▸ **Input records**:
-*-*-

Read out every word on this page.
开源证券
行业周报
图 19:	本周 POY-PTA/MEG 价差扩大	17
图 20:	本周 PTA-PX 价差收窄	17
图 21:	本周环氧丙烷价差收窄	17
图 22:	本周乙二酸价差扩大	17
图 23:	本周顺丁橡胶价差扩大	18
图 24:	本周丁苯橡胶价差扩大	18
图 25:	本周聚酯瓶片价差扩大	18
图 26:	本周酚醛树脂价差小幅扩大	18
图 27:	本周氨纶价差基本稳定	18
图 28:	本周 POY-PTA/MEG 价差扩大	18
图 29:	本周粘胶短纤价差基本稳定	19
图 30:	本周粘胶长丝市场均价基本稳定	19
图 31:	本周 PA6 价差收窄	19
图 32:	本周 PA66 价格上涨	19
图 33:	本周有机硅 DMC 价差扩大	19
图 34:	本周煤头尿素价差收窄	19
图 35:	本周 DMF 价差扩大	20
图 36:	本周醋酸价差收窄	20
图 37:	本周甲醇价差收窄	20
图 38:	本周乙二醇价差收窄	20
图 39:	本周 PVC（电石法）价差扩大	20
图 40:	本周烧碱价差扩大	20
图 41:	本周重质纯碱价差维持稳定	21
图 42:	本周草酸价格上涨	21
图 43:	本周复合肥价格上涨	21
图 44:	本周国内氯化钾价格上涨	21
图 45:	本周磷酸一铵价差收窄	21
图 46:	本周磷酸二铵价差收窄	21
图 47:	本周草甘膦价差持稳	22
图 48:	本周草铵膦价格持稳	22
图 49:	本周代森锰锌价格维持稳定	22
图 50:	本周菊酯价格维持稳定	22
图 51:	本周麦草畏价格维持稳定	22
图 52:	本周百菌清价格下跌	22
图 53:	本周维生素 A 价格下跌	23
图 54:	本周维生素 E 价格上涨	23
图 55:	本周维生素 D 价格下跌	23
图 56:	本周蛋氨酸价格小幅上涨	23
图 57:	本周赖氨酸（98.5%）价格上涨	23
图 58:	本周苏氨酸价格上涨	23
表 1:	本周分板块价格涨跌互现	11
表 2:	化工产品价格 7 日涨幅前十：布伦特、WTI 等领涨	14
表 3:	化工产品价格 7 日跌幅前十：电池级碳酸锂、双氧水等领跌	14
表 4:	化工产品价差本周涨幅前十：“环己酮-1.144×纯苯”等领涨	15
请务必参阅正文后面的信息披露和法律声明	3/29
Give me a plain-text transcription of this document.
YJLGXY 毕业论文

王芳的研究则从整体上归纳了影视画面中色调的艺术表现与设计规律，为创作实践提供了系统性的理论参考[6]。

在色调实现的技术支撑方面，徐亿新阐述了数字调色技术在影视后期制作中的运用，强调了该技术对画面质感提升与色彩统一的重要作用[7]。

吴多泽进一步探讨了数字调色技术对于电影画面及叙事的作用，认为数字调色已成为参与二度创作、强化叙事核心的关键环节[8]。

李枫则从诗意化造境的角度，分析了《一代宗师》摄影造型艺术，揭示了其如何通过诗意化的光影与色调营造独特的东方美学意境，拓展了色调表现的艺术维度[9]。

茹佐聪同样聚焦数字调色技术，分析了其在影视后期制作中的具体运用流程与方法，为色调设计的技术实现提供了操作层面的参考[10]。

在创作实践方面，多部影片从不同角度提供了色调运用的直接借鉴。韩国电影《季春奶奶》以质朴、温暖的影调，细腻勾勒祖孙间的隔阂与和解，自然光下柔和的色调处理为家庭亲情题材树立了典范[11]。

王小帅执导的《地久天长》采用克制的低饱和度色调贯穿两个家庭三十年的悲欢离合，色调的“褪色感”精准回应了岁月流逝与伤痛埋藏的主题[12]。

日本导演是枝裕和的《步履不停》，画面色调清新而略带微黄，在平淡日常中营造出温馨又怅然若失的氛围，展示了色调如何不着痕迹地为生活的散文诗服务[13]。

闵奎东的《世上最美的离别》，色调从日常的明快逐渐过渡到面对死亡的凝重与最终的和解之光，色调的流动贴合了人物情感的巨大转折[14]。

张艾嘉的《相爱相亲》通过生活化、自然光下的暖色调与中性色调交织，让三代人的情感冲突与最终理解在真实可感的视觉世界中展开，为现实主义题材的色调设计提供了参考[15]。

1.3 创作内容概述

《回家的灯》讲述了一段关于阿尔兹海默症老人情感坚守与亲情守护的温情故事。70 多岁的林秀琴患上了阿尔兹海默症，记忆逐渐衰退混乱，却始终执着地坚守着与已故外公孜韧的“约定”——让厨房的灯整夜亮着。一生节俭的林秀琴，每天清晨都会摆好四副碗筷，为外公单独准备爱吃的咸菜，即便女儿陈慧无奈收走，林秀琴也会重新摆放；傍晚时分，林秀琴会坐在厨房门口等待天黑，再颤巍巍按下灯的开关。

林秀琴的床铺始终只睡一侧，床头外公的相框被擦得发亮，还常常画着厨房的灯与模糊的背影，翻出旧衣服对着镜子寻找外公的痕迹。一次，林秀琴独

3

-*-*-

▸ **Request**: Go over the records above line by line and count those holding the word "本周维生素". Reply only with the number.

▸ **Exercise solution**: 3